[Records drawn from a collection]
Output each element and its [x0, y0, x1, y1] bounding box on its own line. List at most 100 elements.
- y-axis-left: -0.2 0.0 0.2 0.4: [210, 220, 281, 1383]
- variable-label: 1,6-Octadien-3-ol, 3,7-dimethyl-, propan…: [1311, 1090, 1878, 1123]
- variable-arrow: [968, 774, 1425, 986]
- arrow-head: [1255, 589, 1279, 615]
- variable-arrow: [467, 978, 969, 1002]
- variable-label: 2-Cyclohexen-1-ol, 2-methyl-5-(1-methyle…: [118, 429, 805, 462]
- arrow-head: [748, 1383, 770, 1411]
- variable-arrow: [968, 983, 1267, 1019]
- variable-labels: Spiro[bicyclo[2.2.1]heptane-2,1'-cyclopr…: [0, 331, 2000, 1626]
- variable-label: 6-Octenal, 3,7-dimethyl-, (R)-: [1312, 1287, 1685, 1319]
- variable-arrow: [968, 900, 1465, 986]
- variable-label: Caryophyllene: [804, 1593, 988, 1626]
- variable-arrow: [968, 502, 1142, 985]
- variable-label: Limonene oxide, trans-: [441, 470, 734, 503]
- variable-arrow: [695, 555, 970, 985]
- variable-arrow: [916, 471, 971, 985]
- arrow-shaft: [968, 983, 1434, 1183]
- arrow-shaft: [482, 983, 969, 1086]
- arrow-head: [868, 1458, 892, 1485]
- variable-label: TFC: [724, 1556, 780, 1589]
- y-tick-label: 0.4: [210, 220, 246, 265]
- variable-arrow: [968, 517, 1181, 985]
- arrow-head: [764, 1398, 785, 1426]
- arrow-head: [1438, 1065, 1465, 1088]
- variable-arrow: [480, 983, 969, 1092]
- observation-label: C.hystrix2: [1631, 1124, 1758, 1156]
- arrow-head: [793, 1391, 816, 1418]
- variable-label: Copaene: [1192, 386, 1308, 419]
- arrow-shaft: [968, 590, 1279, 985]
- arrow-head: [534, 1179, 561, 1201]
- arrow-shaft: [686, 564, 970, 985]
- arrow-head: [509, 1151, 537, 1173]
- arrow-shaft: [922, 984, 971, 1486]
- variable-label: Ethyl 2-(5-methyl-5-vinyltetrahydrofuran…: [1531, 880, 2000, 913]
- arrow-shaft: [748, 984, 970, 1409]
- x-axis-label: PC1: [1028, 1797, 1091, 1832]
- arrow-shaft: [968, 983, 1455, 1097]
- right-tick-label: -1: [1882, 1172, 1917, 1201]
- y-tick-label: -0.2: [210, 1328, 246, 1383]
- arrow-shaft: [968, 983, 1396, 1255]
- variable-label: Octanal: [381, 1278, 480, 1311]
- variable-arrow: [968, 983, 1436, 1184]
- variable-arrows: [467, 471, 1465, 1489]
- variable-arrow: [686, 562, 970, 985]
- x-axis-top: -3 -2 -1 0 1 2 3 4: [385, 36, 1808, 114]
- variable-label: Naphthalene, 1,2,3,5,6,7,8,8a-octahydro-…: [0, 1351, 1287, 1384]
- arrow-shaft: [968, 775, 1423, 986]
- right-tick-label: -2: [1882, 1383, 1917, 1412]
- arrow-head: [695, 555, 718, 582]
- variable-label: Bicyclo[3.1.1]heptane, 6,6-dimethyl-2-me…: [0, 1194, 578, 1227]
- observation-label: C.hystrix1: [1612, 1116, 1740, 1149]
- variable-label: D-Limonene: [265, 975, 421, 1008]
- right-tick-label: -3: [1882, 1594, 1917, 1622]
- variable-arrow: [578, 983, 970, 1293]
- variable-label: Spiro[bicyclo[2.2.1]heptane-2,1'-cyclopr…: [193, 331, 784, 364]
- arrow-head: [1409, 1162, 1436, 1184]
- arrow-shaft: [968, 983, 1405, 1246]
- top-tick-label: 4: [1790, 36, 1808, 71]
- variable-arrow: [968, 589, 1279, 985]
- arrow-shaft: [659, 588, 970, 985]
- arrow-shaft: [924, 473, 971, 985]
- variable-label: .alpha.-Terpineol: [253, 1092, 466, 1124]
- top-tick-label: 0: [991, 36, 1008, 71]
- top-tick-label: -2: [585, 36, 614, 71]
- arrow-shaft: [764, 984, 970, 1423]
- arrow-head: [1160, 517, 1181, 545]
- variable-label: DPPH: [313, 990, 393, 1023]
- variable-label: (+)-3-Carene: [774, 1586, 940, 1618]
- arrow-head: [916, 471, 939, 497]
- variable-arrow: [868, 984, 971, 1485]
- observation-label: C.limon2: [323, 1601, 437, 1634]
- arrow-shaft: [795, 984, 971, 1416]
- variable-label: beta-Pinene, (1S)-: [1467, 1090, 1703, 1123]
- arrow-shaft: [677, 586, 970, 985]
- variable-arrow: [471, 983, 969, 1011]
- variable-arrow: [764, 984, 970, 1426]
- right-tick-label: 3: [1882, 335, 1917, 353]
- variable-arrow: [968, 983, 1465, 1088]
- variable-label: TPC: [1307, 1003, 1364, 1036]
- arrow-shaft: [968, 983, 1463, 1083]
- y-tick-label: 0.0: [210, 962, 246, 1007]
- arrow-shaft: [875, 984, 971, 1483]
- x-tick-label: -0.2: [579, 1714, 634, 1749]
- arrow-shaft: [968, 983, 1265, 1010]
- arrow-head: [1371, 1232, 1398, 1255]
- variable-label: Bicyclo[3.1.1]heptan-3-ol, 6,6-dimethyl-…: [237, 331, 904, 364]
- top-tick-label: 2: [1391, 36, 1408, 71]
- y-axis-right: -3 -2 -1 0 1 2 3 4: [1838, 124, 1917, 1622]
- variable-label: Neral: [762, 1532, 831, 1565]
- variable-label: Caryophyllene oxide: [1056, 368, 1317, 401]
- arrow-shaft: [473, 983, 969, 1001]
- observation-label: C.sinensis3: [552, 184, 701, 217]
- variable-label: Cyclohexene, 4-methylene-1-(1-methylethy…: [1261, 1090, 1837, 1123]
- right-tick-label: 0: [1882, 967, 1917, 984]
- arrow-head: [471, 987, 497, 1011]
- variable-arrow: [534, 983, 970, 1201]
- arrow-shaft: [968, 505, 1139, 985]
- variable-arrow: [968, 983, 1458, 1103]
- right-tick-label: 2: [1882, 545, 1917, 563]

◆ Task description
Extract every line of the data above and reproduce each one word for word, without any change.

◆ Result of this exercise
Output each element and its [x0, y0, x1, y1] bounding box on its own line. List at most 100 elements.
- y-axis-left: -0.2 0.0 0.2 0.4: [210, 220, 281, 1383]
- variable-label: 1,6-Octadien-3-ol, 3,7-dimethyl-, propan…: [1311, 1090, 1878, 1123]
- variable-arrow: [968, 774, 1425, 986]
- arrow-head: [1255, 589, 1279, 615]
- variable-arrow: [467, 978, 969, 1002]
- variable-label: 2-Cyclohexen-1-ol, 2-methyl-5-(1-methyle…: [118, 429, 805, 462]
- arrow-head: [748, 1383, 770, 1411]
- variable-arrow: [968, 983, 1267, 1019]
- variable-labels: Spiro[bicyclo[2.2.1]heptane-2,1'-cyclopr…: [0, 331, 2000, 1626]
- variable-label: 6-Octenal, 3,7-dimethyl-, (R)-: [1312, 1287, 1685, 1319]
- variable-arrow: [968, 900, 1465, 986]
- variable-label: Caryophyllene: [804, 1593, 988, 1626]
- variable-arrow: [968, 502, 1142, 985]
- variable-label: Limonene oxide, trans-: [441, 470, 734, 503]
- variable-arrow: [695, 555, 970, 985]
- variable-arrow: [916, 471, 971, 985]
- arrow-shaft: [968, 983, 1434, 1183]
- arrow-shaft: [482, 983, 969, 1086]
- arrow-head: [868, 1458, 892, 1485]
- variable-label: TFC: [724, 1556, 780, 1589]
- y-tick-label: 0.4: [210, 220, 246, 265]
- variable-arrow: [968, 517, 1181, 985]
- arrow-head: [764, 1398, 785, 1426]
- arrow-head: [1438, 1065, 1465, 1088]
- variable-arrow: [480, 983, 969, 1092]
- observation-label: C.hystrix2: [1631, 1124, 1758, 1156]
- arrow-head: [793, 1391, 816, 1418]
- variable-label: Copaene: [1192, 386, 1308, 419]
- arrow-shaft: [968, 590, 1279, 985]
- arrow-head: [534, 1179, 561, 1201]
- arrow-shaft: [686, 564, 970, 985]
- arrow-head: [509, 1151, 537, 1173]
- arrow-shaft: [922, 984, 971, 1486]
- variable-label: Ethyl 2-(5-methyl-5-vinyltetrahydrofuran…: [1531, 880, 2000, 913]
- arrow-shaft: [748, 984, 970, 1409]
- x-axis-label: PC1: [1028, 1797, 1091, 1832]
- arrow-shaft: [968, 983, 1455, 1097]
- right-tick-label: -1: [1882, 1172, 1917, 1201]
- y-tick-label: -0.2: [210, 1328, 246, 1383]
- arrow-shaft: [968, 983, 1396, 1255]
- variable-label: Octanal: [381, 1278, 480, 1311]
- variable-arrow: [968, 983, 1436, 1184]
- variable-arrows: [467, 471, 1465, 1489]
- variable-arrow: [686, 562, 970, 985]
- x-axis-top: -3 -2 -1 0 1 2 3 4: [385, 36, 1808, 114]
- variable-label: Naphthalene, 1,2,3,5,6,7,8,8a-octahydro-…: [0, 1351, 1287, 1384]
- arrow-shaft: [968, 775, 1423, 986]
- right-tick-label: -2: [1882, 1383, 1917, 1412]
- arrow-head: [695, 555, 718, 582]
- variable-label: Bicyclo[3.1.1]heptane, 6,6-dimethyl-2-me…: [0, 1194, 578, 1227]
- observation-label: C.hystrix1: [1612, 1116, 1740, 1149]
- variable-label: D-Limonene: [265, 975, 421, 1008]
- right-tick-label: -3: [1882, 1594, 1917, 1622]
- variable-arrow: [578, 983, 970, 1293]
- variable-label: Spiro[bicyclo[2.2.1]heptane-2,1'-cyclopr…: [193, 331, 784, 364]
- arrow-head: [1409, 1162, 1436, 1184]
- arrow-shaft: [968, 983, 1405, 1246]
- top-tick-label: 4: [1790, 36, 1808, 71]
- variable-arrow: [968, 589, 1279, 985]
- arrow-shaft: [659, 588, 970, 985]
- arrow-shaft: [924, 473, 971, 985]
- variable-label: .alpha.-Terpineol: [253, 1092, 466, 1124]
- top-tick-label: 0: [991, 36, 1008, 71]
- top-tick-label: -2: [585, 36, 614, 71]
- arrow-shaft: [764, 984, 970, 1423]
- arrow-head: [1160, 517, 1181, 545]
- variable-label: DPPH: [313, 990, 393, 1023]
- variable-label: (+)-3-Carene: [774, 1586, 940, 1618]
- arrow-head: [916, 471, 939, 497]
- variable-arrow: [868, 984, 971, 1485]
- observation-label: C.limon2: [323, 1601, 437, 1634]
- arrow-shaft: [795, 984, 971, 1416]
- variable-label: beta-Pinene, (1S)-: [1467, 1090, 1703, 1123]
- arrow-shaft: [677, 586, 970, 985]
- variable-arrow: [471, 983, 969, 1011]
- variable-arrow: [764, 984, 970, 1426]
- right-tick-label: 3: [1882, 335, 1917, 353]
- variable-arrow: [968, 983, 1465, 1088]
- variable-label: TPC: [1307, 1003, 1364, 1036]
- arrow-shaft: [968, 983, 1463, 1083]
- y-tick-label: 0.0: [210, 962, 246, 1007]
- arrow-shaft: [875, 984, 971, 1483]
- x-tick-label: -0.2: [579, 1714, 634, 1749]
- arrow-shaft: [968, 983, 1265, 1010]
- arrow-head: [1371, 1232, 1398, 1255]
- variable-label: Bicyclo[3.1.1]heptan-3-ol, 6,6-dimethyl-…: [237, 331, 904, 364]
- top-tick-label: 2: [1391, 36, 1408, 71]
- y-axis-right: -3 -2 -1 0 1 2 3 4: [1838, 124, 1917, 1622]
- variable-label: Neral: [762, 1532, 831, 1565]
- variable-label: Caryophyllene oxide: [1056, 368, 1317, 401]
- arrow-shaft: [473, 983, 969, 1001]
- observation-label: C.sinensis3: [552, 184, 701, 217]
- variable-label: Cyclohexene, 4-methylene-1-(1-methylethy…: [1261, 1090, 1837, 1123]
- right-tick-label: 0: [1882, 967, 1917, 984]
- arrow-head: [471, 987, 497, 1011]
- variable-arrow: [534, 983, 970, 1201]
- arrow-shaft: [968, 505, 1139, 985]
- variable-arrow: [968, 983, 1458, 1103]
- right-tick-label: 2: [1882, 545, 1917, 563]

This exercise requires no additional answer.